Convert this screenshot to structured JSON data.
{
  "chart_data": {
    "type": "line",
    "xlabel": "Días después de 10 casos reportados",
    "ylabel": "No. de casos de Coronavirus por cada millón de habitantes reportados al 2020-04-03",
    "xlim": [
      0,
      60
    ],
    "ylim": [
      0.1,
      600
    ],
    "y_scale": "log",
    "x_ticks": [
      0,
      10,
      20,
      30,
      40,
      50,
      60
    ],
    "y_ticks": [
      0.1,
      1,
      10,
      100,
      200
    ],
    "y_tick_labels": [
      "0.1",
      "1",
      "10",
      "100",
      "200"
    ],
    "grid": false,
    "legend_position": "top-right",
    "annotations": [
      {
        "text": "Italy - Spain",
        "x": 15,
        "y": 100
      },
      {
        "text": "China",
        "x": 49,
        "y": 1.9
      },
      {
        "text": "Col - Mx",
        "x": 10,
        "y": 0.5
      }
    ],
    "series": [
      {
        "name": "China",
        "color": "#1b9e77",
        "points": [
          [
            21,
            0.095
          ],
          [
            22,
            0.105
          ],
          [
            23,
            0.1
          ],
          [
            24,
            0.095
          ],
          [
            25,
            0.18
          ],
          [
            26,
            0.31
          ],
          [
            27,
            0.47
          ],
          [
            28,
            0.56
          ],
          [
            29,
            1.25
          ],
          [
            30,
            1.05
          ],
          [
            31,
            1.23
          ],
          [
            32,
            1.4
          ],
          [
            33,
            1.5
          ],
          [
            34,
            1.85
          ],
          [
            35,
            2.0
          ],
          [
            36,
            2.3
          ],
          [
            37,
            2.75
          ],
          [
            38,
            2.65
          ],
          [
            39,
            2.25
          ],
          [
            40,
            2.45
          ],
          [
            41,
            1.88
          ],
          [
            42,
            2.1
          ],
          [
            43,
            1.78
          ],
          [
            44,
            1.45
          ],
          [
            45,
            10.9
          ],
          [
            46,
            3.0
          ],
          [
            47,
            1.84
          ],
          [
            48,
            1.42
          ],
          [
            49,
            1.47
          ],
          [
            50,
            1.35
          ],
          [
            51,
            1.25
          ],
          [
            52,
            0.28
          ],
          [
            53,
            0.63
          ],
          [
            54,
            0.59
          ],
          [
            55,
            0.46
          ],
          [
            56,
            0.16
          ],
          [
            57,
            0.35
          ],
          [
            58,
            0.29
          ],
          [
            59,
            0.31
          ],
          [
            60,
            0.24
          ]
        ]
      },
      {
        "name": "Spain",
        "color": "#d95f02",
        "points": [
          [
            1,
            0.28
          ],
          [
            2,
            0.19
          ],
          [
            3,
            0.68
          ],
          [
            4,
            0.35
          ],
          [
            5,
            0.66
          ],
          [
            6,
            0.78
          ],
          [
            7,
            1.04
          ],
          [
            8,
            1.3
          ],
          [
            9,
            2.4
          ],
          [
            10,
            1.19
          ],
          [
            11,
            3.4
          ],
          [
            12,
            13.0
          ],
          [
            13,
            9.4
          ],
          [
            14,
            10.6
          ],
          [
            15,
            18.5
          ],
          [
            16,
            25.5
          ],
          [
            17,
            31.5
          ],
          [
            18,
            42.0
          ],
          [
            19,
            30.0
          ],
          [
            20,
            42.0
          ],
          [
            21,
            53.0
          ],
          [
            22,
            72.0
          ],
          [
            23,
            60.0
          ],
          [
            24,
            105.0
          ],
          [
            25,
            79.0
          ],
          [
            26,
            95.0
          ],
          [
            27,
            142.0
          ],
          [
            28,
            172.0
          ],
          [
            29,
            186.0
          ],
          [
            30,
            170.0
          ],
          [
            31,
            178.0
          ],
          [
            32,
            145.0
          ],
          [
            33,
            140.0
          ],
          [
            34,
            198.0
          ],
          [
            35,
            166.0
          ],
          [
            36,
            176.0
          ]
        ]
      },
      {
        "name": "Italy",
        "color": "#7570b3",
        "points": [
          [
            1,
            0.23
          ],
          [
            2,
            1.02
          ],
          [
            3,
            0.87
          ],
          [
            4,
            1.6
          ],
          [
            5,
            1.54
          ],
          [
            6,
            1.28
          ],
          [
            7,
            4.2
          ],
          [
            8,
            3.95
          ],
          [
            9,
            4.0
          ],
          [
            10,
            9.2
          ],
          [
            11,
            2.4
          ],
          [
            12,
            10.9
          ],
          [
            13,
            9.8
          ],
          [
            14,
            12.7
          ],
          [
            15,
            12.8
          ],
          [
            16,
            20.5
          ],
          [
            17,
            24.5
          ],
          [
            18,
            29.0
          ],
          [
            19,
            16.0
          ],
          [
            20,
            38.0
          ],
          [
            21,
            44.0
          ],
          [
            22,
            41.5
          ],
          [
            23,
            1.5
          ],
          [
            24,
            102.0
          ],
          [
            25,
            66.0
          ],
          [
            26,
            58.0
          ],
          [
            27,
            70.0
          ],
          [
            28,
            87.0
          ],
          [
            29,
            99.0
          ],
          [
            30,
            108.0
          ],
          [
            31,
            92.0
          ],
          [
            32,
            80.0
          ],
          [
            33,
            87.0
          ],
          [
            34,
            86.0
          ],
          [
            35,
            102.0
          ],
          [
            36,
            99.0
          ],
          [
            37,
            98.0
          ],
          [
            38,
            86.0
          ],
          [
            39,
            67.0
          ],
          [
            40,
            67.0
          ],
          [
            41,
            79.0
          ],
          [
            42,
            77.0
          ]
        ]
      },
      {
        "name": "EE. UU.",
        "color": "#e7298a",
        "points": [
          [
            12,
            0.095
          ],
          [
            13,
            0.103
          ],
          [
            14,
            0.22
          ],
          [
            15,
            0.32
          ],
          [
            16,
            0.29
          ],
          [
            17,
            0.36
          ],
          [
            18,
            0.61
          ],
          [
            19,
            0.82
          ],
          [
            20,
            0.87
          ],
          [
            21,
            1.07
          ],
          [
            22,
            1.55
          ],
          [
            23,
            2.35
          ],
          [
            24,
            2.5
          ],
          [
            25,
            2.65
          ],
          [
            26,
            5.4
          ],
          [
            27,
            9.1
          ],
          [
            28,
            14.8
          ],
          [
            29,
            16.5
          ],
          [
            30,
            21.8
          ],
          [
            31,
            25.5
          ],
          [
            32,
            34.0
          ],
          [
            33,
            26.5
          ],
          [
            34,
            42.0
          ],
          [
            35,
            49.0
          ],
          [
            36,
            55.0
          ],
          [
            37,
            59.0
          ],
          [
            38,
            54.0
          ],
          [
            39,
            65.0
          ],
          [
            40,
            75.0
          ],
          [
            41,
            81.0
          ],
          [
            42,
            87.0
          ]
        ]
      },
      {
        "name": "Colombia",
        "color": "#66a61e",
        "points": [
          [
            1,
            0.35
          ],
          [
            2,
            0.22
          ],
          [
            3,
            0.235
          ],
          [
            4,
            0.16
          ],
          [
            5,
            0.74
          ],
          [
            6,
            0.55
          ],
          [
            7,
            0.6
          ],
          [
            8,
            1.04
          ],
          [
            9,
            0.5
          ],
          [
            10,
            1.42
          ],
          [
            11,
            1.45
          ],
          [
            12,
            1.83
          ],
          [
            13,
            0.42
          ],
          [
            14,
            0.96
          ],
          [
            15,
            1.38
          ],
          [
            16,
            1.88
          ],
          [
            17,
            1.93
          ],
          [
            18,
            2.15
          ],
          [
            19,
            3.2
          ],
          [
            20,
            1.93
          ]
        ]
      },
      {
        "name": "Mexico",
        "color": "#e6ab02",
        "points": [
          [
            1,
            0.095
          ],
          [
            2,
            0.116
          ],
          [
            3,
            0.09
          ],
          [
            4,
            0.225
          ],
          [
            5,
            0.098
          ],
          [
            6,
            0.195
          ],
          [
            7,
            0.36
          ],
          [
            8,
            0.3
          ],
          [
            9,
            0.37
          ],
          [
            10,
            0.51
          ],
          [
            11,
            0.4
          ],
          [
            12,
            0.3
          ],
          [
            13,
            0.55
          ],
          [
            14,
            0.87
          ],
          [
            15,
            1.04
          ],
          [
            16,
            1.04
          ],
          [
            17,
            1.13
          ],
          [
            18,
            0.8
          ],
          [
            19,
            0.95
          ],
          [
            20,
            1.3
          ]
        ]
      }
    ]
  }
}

■ ACTION ITEM: Find every line above that includes the word "name" and report only how many there are.

■ SOLUTION FOR THIS TASK: 6